Extract the full set of records that follows, word for word.

● **MATERIAL FOR THE TASK**
--- start ---
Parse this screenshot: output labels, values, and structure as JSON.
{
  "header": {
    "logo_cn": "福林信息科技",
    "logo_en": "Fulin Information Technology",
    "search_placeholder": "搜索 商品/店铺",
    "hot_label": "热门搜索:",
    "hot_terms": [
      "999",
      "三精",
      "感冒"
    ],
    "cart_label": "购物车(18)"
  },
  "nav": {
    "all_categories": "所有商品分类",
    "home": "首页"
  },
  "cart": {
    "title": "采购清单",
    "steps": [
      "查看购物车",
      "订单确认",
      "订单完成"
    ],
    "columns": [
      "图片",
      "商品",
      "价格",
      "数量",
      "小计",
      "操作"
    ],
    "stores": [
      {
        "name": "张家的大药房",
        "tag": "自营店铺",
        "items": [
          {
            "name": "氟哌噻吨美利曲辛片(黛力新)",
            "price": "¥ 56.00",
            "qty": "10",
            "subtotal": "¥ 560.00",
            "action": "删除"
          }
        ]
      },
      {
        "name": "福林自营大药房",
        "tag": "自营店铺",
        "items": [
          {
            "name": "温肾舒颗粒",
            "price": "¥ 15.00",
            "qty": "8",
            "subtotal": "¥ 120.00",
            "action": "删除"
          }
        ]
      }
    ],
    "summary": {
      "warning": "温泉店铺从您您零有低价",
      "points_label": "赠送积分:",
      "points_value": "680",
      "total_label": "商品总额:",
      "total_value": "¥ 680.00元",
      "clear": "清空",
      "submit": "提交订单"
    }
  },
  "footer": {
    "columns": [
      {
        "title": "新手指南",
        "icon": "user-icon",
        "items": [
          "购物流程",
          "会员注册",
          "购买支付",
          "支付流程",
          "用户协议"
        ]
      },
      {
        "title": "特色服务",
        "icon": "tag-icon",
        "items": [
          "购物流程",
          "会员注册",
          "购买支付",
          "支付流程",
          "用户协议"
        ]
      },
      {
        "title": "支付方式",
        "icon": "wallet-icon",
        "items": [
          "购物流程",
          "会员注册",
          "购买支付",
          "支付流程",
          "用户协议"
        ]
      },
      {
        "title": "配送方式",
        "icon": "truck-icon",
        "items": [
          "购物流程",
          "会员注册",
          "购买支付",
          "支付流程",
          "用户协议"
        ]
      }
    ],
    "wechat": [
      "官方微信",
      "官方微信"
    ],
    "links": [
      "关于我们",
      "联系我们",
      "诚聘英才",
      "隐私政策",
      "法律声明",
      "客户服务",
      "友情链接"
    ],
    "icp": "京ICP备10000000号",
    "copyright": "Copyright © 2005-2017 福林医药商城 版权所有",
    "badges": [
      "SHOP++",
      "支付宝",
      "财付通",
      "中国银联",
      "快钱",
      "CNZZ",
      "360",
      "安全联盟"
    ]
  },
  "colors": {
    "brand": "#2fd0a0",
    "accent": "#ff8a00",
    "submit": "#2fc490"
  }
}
--- end ---
● **PROBLEM SOLUTION**
Parse this screenshot: output labels, values, and structure as JSON.
{
  "header": {
    "logo_cn": "福林信息科技",
    "logo_en": "Fulin Information Technology",
    "search_placeholder": "搜索 商品/店铺",
    "hot_label": "热门搜索:",
    "hot_terms": [
      "999",
      "三精",
      "感冒"
    ],
    "cart_label": "购物车(18)"
  },
  "nav": {
    "all_categories": "所有商品分类",
    "home": "首页"
  },
  "cart": {
    "title": "采购清单",
    "steps": [
      "查看购物车",
      "订单确认",
      "订单完成"
    ],
    "columns": [
      "图片",
      "商品",
      "价格",
      "数量",
      "小计",
      "操作"
    ],
    "stores": [
      {
        "name": "张家的大药房",
        "tag": "自营店铺",
        "items": [
          {
            "name": "氟哌噻吨美利曲辛片(黛力新)",
            "price": "¥ 56.00",
            "qty": "10",
            "subtotal": "¥ 560.00",
            "action": "删除"
          }
        ]
      },
      {
        "name": "福林自营大药房",
        "tag": "自营店铺",
        "items": [
          {
            "name": "温肾舒颗粒",
            "price": "¥ 15.00",
            "qty": "8",
            "subtotal": "¥ 120.00",
            "action": "删除"
          }
        ]
      }
    ],
    "summary": {
      "warning": "温泉店铺从您您零有低价",
      "points_label": "赠送积分:",
      "points_value": "680",
      "total_label": "商品总额:",
      "total_value": "¥ 680.00元",
      "clear": "清空",
      "submit": "提交订单"
    }
  },
  "footer": {
    "columns": [
      {
        "title": "新手指南",
        "icon": "user-icon",
        "items": [
          "购物流程",
          "会员注册",
          "购买支付",
          "支付流程",
          "用户协议"
        ]
      },
      {
        "title": "特色服务",
        "icon": "tag-icon",
        "items": [
          "购物流程",
          "会员注册",
          "购买支付",
          "支付流程",
          "用户协议"
        ]
      },
      {
        "title": "支付方式",
        "icon": "wallet-icon",
        "items": [
          "购物流程",
          "会员注册",
          "购买支付",
          "支付流程",
          "用户协议"
        ]
      },
      {
        "title": "配送方式",
        "icon": "truck-icon",
        "items": [
          "购物流程",
          "会员注册",
          "购买支付",
          "支付流程",
          "用户协议"
        ]
      }
    ],
    "wechat": [
      "官方微信",
      "官方微信"
    ],
    "links": [
      "关于我们",
      "联系我们",
      "诚聘英才",
      "隐私政策",
      "法律声明",
      "客户服务",
      "友情链接"
    ],
    "icp": "京ICP备10000000号",
    "copyright": "Copyright © 2005-2017 福林医药商城 版权所有",
    "badges": [
      "SHOP++",
      "支付宝",
      "财付通",
      "中国银联",
      "快钱",
      "CNZZ",
      "360",
      "安全联盟"
    ]
  },
  "colors": {
    "brand": "#2fd0a0",
    "accent": "#ff8a00",
    "submit": "#2fc490"
  }
}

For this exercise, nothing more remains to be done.